── SOURCE DATA
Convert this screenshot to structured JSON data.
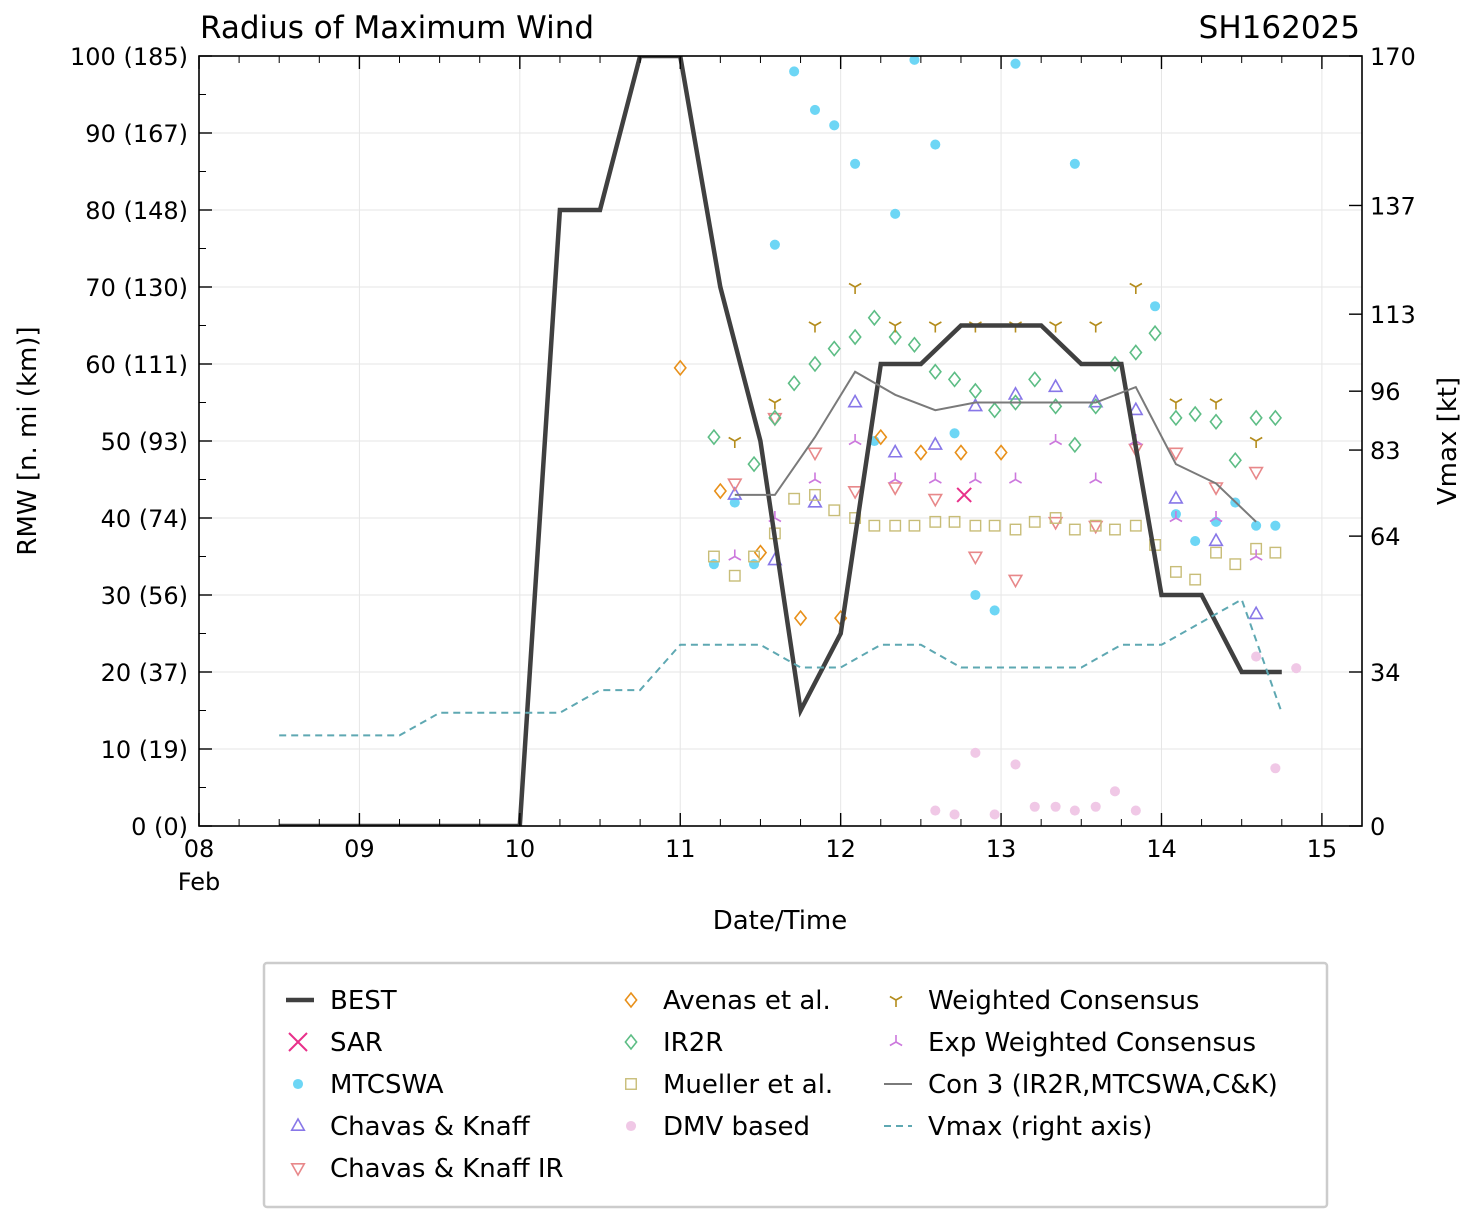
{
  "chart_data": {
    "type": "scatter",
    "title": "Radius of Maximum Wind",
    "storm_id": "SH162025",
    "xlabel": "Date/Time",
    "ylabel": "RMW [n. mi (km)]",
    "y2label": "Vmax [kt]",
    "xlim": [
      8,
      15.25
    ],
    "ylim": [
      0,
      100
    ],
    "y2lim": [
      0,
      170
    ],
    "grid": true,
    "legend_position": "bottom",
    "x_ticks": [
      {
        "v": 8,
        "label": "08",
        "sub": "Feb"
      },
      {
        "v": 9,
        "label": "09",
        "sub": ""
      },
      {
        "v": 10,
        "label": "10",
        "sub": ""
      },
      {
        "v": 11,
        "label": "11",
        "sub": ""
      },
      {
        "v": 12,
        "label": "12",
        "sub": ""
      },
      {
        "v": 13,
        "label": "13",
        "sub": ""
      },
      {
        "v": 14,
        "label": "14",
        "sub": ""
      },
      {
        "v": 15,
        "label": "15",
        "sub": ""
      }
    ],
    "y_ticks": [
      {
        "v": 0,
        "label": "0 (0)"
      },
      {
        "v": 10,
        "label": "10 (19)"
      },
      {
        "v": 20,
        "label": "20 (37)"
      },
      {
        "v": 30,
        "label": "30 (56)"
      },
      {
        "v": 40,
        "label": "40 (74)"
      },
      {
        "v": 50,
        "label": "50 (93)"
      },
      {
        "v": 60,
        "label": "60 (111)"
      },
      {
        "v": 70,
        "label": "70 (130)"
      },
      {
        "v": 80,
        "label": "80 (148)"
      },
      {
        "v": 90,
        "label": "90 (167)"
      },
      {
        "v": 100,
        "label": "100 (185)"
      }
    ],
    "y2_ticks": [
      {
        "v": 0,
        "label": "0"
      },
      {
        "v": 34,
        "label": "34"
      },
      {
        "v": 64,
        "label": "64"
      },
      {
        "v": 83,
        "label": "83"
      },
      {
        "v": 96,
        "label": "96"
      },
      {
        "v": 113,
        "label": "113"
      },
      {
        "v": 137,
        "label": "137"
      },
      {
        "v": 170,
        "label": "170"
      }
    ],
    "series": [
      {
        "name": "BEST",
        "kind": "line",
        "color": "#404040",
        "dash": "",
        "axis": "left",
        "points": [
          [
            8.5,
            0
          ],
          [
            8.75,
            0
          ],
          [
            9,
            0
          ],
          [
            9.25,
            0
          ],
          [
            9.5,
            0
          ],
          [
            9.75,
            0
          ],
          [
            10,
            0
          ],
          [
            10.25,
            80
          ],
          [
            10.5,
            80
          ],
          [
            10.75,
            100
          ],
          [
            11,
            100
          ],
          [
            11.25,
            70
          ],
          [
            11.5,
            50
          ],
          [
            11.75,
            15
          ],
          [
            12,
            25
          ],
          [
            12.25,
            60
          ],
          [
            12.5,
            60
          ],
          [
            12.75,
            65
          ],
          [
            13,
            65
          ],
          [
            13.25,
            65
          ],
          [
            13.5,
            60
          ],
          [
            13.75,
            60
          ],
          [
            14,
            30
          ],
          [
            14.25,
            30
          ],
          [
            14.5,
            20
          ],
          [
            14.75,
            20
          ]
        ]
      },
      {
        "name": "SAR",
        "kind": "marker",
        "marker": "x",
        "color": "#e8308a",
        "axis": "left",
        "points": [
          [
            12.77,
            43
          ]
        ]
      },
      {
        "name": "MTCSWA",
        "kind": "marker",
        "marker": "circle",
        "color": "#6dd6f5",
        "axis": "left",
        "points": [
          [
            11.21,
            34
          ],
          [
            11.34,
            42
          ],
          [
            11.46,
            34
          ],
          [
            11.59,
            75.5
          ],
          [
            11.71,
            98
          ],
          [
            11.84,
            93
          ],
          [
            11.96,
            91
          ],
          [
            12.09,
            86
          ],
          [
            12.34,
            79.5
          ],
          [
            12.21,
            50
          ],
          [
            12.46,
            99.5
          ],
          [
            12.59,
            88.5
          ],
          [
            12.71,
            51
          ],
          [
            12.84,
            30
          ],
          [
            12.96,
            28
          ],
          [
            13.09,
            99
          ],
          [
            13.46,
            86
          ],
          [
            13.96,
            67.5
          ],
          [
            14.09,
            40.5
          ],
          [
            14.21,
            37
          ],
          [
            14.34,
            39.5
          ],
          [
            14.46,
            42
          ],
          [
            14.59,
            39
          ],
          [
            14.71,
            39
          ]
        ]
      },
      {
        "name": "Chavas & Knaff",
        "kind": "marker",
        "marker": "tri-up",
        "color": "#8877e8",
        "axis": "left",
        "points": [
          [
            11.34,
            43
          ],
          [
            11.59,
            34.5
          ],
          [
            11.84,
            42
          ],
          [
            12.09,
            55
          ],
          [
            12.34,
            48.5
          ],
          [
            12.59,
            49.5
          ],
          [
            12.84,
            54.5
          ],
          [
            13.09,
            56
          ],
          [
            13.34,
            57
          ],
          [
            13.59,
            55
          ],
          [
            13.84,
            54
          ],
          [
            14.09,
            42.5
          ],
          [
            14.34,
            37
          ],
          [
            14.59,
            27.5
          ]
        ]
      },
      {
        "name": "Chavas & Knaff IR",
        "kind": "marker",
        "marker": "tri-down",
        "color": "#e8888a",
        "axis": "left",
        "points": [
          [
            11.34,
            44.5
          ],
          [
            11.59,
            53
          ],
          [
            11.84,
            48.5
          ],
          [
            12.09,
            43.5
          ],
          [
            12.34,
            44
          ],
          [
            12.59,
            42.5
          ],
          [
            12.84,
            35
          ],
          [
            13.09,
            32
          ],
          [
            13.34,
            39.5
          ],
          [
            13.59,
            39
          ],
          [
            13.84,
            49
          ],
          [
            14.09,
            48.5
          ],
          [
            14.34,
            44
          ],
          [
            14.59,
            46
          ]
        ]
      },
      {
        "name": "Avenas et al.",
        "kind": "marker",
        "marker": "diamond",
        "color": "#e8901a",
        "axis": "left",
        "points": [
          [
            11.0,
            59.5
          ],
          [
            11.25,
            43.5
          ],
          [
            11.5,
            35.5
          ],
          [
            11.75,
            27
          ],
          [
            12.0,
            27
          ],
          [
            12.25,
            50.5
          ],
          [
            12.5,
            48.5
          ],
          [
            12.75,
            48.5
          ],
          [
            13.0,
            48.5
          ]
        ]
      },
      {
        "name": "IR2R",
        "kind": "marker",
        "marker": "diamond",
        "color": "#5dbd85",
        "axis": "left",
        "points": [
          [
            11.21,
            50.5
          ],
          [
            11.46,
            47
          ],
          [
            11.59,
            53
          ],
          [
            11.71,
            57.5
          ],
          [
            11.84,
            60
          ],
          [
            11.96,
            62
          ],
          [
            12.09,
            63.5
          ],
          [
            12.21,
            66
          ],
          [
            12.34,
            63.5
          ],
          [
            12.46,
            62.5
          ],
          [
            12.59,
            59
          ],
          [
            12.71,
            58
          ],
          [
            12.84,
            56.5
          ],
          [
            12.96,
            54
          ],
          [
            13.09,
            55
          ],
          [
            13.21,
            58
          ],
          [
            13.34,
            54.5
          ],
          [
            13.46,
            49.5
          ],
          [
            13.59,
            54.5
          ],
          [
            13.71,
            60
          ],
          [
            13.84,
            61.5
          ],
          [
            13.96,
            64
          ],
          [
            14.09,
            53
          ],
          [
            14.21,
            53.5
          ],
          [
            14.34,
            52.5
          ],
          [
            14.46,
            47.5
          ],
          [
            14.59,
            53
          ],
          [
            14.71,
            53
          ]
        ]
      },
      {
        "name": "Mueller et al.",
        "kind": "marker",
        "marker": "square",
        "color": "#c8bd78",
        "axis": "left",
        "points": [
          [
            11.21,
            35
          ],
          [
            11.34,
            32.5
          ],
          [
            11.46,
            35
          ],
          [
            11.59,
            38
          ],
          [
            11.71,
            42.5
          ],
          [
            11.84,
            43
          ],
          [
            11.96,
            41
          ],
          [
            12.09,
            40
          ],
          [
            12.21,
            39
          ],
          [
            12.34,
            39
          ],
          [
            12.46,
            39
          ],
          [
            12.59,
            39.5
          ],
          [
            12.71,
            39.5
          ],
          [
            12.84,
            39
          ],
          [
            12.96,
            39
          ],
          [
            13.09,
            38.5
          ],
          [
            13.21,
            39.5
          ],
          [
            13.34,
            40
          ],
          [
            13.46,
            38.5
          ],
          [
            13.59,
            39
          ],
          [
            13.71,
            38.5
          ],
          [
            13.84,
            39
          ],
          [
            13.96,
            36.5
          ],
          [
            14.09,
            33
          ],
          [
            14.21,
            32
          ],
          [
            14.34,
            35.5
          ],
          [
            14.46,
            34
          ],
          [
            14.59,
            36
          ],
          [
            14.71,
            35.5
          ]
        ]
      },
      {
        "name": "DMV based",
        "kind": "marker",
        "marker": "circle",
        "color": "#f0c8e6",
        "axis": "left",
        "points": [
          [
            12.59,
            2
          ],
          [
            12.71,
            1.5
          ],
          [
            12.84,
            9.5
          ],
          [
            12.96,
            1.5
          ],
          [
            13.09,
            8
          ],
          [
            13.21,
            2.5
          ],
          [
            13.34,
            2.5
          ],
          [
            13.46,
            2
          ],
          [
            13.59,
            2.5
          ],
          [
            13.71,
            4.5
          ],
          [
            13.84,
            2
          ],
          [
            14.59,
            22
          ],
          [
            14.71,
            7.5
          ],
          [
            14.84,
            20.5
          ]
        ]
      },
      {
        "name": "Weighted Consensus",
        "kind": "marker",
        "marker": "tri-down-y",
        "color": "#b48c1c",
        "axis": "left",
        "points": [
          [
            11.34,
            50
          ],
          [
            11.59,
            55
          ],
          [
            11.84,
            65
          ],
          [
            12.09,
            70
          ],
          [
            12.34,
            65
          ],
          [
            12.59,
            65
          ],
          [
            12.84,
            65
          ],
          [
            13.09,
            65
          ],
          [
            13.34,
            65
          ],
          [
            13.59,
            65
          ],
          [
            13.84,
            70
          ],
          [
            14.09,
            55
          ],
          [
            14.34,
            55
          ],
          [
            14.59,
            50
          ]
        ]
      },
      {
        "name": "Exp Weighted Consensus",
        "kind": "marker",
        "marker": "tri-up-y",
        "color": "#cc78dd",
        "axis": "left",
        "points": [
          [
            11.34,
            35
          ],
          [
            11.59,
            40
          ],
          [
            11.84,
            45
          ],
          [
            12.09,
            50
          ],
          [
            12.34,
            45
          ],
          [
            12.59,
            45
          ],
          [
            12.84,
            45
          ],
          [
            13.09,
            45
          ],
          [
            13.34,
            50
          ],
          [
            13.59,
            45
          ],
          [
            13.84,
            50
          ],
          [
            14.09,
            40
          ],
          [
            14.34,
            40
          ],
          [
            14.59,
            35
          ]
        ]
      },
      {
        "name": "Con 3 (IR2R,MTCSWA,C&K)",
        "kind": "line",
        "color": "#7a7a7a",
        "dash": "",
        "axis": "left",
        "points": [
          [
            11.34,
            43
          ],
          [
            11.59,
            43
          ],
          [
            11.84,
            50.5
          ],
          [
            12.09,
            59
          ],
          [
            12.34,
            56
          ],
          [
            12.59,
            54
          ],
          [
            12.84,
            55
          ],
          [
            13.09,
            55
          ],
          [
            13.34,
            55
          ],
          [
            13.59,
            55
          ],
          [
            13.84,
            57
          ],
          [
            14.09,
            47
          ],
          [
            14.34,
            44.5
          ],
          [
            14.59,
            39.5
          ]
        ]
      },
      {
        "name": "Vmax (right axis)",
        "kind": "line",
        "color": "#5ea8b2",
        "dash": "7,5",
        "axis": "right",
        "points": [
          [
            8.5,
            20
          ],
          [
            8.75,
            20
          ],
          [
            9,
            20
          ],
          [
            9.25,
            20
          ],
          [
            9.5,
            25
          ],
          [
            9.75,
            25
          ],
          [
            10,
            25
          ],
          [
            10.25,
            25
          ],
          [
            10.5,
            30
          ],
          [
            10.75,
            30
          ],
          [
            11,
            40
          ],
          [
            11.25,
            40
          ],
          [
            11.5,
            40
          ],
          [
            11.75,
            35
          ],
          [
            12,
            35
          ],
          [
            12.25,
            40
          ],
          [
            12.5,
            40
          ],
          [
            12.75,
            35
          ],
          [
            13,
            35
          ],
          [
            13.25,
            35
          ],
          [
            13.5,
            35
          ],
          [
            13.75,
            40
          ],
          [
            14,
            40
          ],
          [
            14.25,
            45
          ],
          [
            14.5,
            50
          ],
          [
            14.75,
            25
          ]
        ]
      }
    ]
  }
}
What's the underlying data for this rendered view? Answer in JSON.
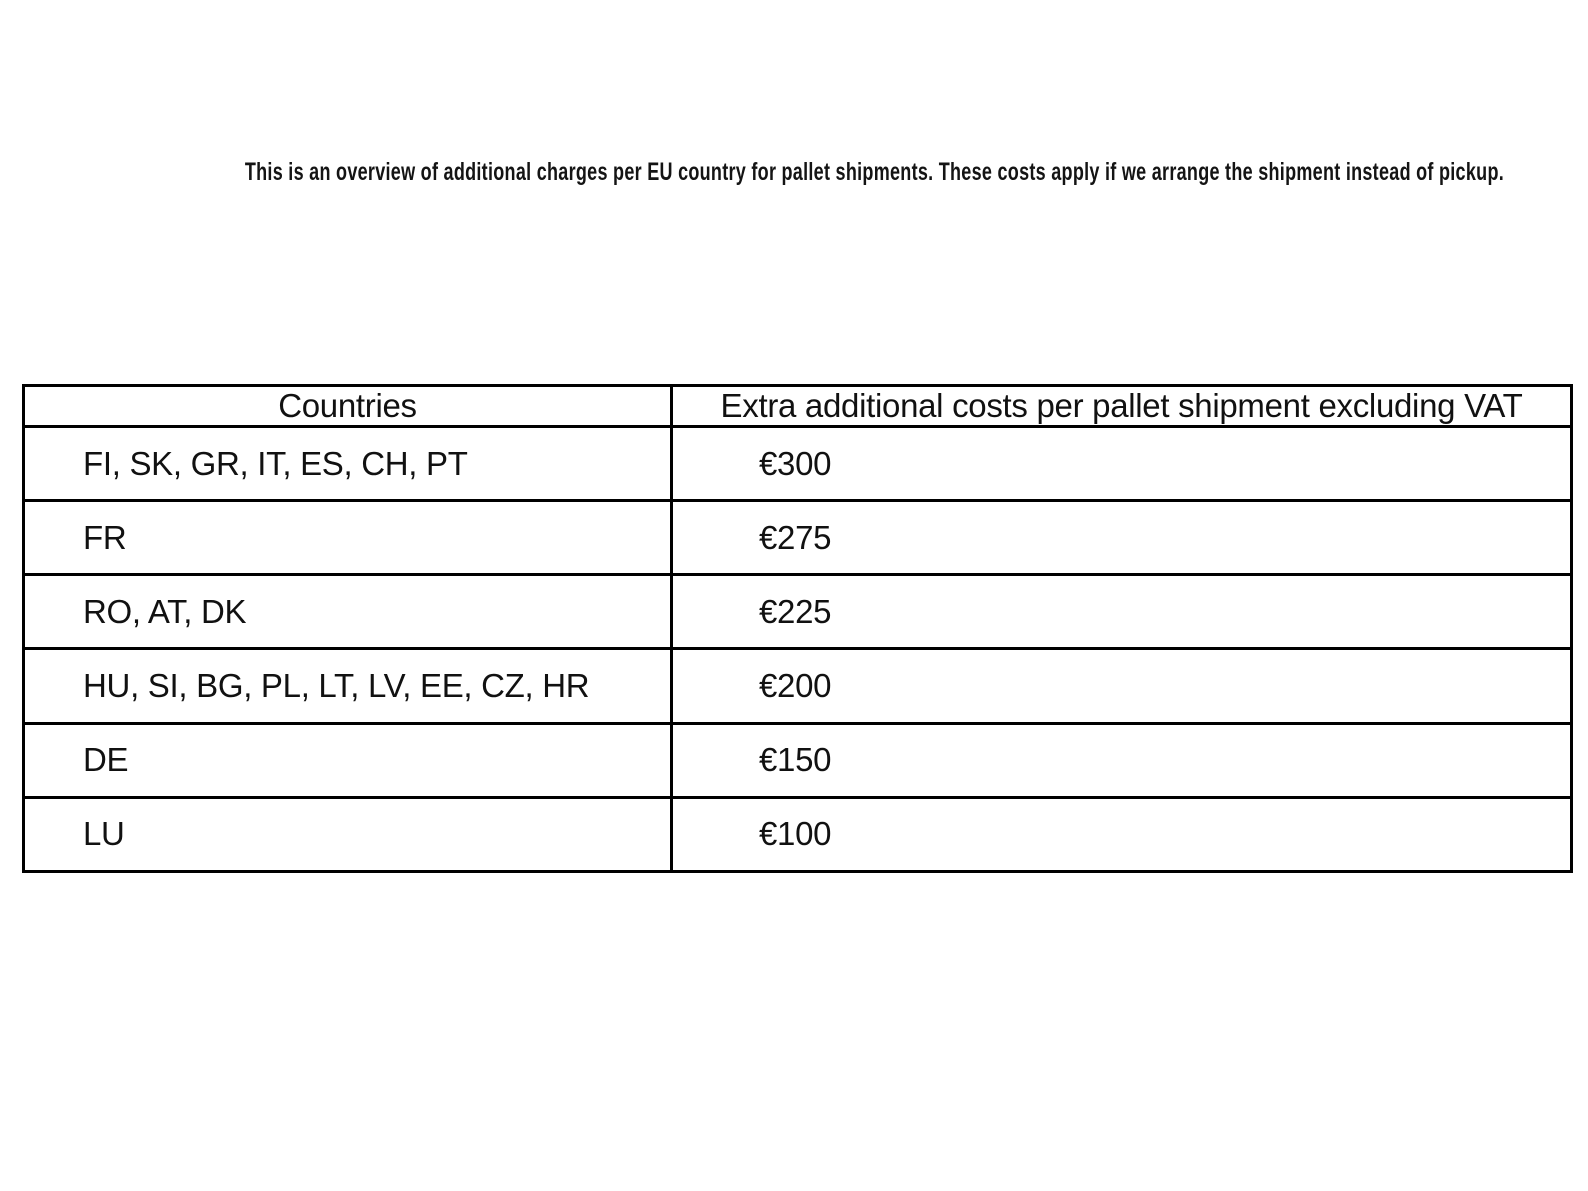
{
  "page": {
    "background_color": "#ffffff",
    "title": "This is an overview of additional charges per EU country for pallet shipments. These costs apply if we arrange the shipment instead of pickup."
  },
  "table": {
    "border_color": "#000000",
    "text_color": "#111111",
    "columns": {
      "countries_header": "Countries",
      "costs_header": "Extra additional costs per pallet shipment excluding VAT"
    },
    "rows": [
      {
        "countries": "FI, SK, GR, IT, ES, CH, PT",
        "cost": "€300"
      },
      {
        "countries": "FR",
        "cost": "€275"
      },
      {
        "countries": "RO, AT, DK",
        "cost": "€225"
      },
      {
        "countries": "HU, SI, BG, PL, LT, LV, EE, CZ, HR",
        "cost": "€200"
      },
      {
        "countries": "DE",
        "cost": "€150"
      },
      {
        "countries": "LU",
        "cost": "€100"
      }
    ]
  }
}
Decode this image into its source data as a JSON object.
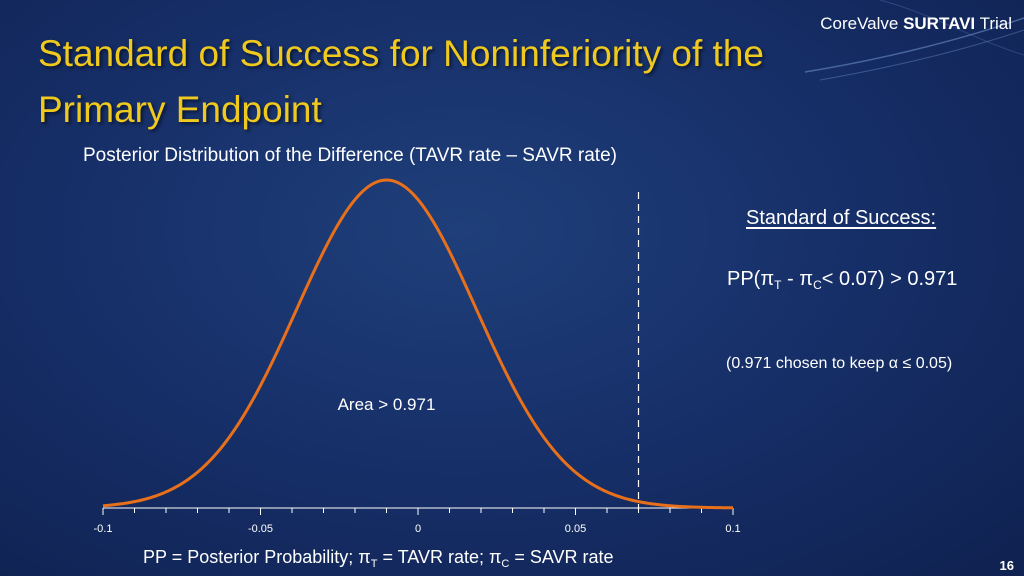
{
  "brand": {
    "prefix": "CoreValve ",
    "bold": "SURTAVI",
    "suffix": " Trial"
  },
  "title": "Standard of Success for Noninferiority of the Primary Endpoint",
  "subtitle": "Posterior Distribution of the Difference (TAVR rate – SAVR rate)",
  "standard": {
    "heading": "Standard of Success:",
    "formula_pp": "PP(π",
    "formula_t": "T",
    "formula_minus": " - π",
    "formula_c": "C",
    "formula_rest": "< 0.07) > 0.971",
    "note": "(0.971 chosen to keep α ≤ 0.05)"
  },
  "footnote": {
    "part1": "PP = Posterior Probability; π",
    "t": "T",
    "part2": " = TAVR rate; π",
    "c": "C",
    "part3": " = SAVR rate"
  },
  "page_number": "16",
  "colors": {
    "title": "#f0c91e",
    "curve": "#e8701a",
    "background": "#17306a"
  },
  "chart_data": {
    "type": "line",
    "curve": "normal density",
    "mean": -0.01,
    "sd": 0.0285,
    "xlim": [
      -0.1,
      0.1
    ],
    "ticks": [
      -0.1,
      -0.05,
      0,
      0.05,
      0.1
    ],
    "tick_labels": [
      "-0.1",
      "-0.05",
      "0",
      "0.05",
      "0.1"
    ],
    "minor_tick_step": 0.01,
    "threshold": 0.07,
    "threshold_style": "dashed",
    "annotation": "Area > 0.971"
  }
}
────
WORK TO DO:
Copy all lines above containing the string "SAVR".

EXPECTED ANSWER:
  "subtitle": "Posterior Distribution of the Difference (TAVR rate – SAVR rate)",
    "part3": " = SAVR rate"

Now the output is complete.